▶ **Given task**:
Repeat exactly, and only, the lines from the line containing "Decode this chart: output" through the last line of the records below, including both.

▶ **Input data**:
• • •

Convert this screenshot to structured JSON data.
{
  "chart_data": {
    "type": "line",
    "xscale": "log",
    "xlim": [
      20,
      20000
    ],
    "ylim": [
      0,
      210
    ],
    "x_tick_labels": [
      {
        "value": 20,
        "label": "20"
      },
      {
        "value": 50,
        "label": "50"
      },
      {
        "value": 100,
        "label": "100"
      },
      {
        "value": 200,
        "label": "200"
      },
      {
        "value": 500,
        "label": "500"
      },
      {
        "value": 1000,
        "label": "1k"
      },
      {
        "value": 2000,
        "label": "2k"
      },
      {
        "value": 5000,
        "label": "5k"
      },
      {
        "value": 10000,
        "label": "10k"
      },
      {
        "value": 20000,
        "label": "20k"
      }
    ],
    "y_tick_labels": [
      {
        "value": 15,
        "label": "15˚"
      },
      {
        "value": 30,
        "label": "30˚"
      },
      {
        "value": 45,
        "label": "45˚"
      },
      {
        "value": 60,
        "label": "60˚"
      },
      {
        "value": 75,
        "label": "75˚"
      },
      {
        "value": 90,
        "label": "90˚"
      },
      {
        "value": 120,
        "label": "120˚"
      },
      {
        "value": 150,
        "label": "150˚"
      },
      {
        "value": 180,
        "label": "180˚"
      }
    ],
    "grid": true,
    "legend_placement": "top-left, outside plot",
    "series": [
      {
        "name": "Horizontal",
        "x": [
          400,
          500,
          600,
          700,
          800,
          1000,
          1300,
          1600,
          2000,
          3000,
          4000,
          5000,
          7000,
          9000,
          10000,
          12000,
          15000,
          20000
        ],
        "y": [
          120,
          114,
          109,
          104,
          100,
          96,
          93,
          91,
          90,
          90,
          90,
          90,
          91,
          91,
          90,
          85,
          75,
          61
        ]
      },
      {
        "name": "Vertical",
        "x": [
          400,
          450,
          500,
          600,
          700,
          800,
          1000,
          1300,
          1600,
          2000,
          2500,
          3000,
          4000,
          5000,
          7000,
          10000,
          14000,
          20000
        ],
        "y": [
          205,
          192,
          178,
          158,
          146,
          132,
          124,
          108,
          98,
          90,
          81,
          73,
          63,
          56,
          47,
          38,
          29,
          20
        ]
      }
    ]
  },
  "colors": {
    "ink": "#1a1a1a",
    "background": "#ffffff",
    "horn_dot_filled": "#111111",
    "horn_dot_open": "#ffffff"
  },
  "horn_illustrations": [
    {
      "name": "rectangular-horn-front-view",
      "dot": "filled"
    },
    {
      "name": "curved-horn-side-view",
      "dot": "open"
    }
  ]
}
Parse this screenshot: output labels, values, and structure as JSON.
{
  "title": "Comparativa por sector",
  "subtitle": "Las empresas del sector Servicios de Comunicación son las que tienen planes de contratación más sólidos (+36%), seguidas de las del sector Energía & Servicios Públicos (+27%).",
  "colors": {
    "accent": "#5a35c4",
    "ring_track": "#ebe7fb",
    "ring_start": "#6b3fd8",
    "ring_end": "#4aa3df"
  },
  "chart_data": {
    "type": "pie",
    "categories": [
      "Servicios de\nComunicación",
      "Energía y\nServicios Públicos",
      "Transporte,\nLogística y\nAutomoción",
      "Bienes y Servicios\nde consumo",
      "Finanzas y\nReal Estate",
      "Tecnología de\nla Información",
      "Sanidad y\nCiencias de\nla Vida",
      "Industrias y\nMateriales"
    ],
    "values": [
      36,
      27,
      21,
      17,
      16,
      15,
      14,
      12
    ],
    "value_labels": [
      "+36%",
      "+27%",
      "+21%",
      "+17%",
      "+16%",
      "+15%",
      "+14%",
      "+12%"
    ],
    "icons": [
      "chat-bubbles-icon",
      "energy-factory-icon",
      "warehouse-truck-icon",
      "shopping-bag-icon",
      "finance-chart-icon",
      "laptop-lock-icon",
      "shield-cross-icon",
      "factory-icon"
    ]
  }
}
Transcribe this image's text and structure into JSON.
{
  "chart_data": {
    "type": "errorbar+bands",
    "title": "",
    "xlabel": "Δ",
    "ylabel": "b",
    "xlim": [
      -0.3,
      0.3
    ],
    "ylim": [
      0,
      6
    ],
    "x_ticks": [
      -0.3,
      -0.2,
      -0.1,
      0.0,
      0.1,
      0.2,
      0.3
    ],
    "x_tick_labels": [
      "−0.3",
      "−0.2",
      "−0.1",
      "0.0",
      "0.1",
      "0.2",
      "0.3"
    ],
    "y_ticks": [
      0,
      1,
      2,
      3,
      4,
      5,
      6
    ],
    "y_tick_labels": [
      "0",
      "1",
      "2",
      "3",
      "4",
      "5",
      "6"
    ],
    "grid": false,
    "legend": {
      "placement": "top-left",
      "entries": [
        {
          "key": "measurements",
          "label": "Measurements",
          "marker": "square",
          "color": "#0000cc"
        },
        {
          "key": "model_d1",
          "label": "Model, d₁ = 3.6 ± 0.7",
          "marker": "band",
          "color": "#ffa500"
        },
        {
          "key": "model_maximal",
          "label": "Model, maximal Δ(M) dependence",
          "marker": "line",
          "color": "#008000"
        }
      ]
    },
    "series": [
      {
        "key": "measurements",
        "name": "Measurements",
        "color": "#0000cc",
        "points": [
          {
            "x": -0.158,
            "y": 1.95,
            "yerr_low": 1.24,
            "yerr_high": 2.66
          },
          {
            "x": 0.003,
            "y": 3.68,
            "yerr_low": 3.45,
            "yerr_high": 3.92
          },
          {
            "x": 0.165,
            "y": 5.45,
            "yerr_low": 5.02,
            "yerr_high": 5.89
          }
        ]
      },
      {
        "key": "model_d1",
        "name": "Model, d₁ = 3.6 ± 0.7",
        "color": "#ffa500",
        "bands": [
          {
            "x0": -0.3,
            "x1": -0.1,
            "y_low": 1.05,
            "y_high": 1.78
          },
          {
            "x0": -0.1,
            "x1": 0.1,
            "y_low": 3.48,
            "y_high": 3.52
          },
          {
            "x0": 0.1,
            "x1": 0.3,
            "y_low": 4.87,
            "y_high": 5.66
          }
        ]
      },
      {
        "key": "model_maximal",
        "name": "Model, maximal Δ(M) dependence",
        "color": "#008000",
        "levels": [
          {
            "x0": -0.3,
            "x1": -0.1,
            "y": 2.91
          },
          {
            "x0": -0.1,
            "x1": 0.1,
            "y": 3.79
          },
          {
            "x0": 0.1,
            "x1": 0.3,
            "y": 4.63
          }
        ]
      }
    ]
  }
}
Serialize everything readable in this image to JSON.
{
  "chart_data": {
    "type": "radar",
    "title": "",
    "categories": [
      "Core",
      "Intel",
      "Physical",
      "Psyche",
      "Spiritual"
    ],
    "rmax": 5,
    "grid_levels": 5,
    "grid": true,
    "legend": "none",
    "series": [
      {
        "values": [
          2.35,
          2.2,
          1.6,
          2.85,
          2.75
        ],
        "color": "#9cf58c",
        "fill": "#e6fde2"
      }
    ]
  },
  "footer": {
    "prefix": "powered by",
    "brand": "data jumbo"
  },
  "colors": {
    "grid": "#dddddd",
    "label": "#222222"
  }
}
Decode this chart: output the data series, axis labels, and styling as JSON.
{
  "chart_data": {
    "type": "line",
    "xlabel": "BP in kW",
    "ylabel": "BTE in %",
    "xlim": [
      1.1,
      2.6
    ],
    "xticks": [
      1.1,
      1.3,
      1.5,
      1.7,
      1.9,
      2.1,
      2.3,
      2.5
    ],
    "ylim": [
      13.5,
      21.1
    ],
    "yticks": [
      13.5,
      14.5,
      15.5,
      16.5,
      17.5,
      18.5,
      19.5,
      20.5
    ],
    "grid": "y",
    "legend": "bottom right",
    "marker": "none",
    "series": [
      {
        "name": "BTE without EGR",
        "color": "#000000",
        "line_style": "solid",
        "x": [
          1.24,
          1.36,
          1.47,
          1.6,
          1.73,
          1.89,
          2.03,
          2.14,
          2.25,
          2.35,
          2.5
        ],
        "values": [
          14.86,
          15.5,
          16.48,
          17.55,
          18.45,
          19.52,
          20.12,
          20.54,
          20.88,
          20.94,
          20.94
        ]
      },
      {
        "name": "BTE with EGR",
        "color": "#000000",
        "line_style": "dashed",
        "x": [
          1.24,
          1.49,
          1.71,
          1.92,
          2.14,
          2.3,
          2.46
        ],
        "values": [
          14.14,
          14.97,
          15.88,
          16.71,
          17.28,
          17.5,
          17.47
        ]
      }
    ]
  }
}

• • •

▶ **Complete answer**:
Decode this chart: output the data series, axis labels, and styling as JSON.
{
  "chart_data": {
    "type": "line",
    "xlabel": "BP in kW",
    "ylabel": "BTE in %",
    "xlim": [
      1.1,
      2.6
    ],
    "xticks": [
      1.1,
      1.3,
      1.5,
      1.7,
      1.9,
      2.1,
      2.3,
      2.5
    ],
    "ylim": [
      13.5,
      21.1
    ],
    "yticks": [
      13.5,
      14.5,
      15.5,
      16.5,
      17.5,
      18.5,
      19.5,
      20.5
    ],
    "grid": "y",
    "legend": "bottom right",
    "marker": "none",
    "series": [
      {
        "name": "BTE without EGR",
        "color": "#000000",
        "line_style": "solid",
        "x": [
          1.24,
          1.36,
          1.47,
          1.6,
          1.73,
          1.89,
          2.03,
          2.14,
          2.25,
          2.35,
          2.5
        ],
        "values": [
          14.86,
          15.5,
          16.48,
          17.55,
          18.45,
          19.52,
          20.12,
          20.54,
          20.88,
          20.94,
          20.94
        ]
      },
      {
        "name": "BTE with EGR",
        "color": "#000000",
        "line_style": "dashed",
        "x": [
          1.24,
          1.49,
          1.71,
          1.92,
          2.14,
          2.3,
          2.46
        ],
        "values": [
          14.14,
          14.97,
          15.88,
          16.71,
          17.28,
          17.5,
          17.47
        ]
      }
    ]
  }
}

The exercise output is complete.